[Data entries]

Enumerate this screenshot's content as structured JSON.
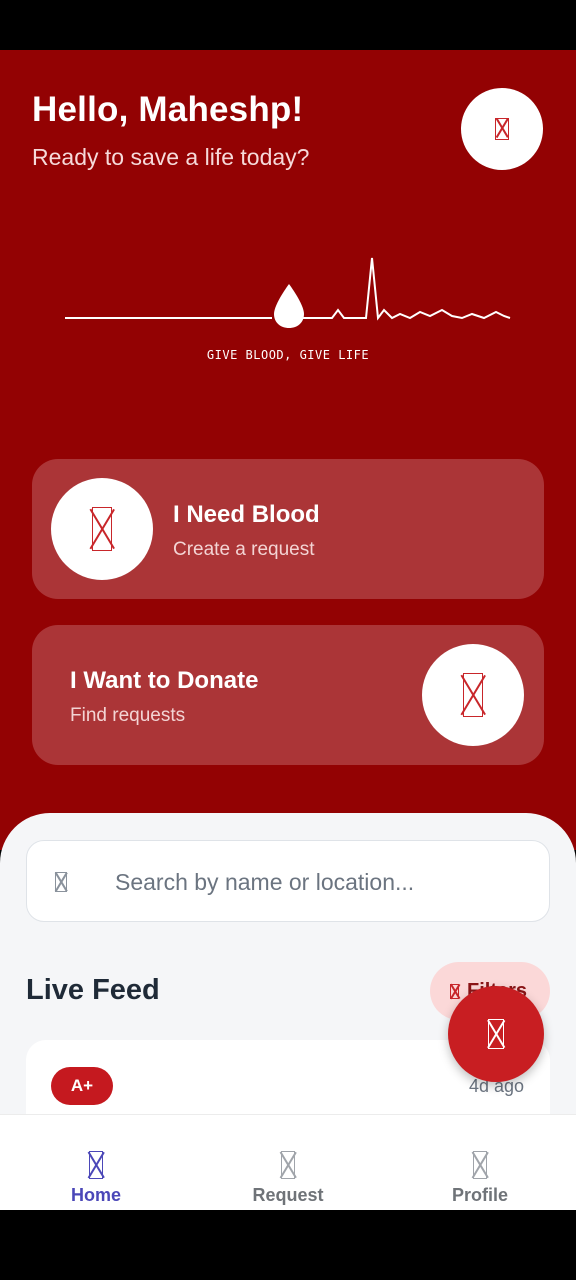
{
  "colors": {
    "primary": "#930203",
    "card_bg": "#ab3537",
    "accent": "#c81e22",
    "nav_active": "#4b47b8"
  },
  "header": {
    "greeting": "Hello, Maheshp!",
    "subtitle": "Ready to save a life today?",
    "notification_icon": "notification-icon"
  },
  "hero": {
    "tagline": "GIVE BLOOD, GIVE LIFE"
  },
  "actions": [
    {
      "title": "I Need Blood",
      "subtitle": "Create a request",
      "icon": "blood-drop-icon"
    },
    {
      "title": "I Want to Donate",
      "subtitle": "Find requests",
      "icon": "donate-hand-icon"
    }
  ],
  "search": {
    "placeholder": "Search by name or location..."
  },
  "feed": {
    "title": "Live Feed",
    "filters_label": "Filters",
    "items": [
      {
        "blood_group": "A+",
        "time_ago": "4d ago"
      }
    ]
  },
  "nav": {
    "items": [
      {
        "label": "Home",
        "icon": "home-icon",
        "active": true
      },
      {
        "label": "Request",
        "icon": "request-icon",
        "active": false
      },
      {
        "label": "Profile",
        "icon": "profile-icon",
        "active": false
      }
    ]
  }
}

→ WRITTEN INSTRUCTION
Copy the material above in full and exactly, skipping pictures.

→ RESPONSE
Enumerate this screenshot's content as structured JSON.
{
  "colors": {
    "primary": "#930203",
    "card_bg": "#ab3537",
    "accent": "#c81e22",
    "nav_active": "#4b47b8"
  },
  "header": {
    "greeting": "Hello, Maheshp!",
    "subtitle": "Ready to save a life today?",
    "notification_icon": "notification-icon"
  },
  "hero": {
    "tagline": "GIVE BLOOD, GIVE LIFE"
  },
  "actions": [
    {
      "title": "I Need Blood",
      "subtitle": "Create a request",
      "icon": "blood-drop-icon"
    },
    {
      "title": "I Want to Donate",
      "subtitle": "Find requests",
      "icon": "donate-hand-icon"
    }
  ],
  "search": {
    "placeholder": "Search by name or location..."
  },
  "feed": {
    "title": "Live Feed",
    "filters_label": "Filters",
    "items": [
      {
        "blood_group": "A+",
        "time_ago": "4d ago"
      }
    ]
  },
  "nav": {
    "items": [
      {
        "label": "Home",
        "icon": "home-icon",
        "active": true
      },
      {
        "label": "Request",
        "icon": "request-icon",
        "active": false
      },
      {
        "label": "Profile",
        "icon": "profile-icon",
        "active": false
      }
    ]
  }
}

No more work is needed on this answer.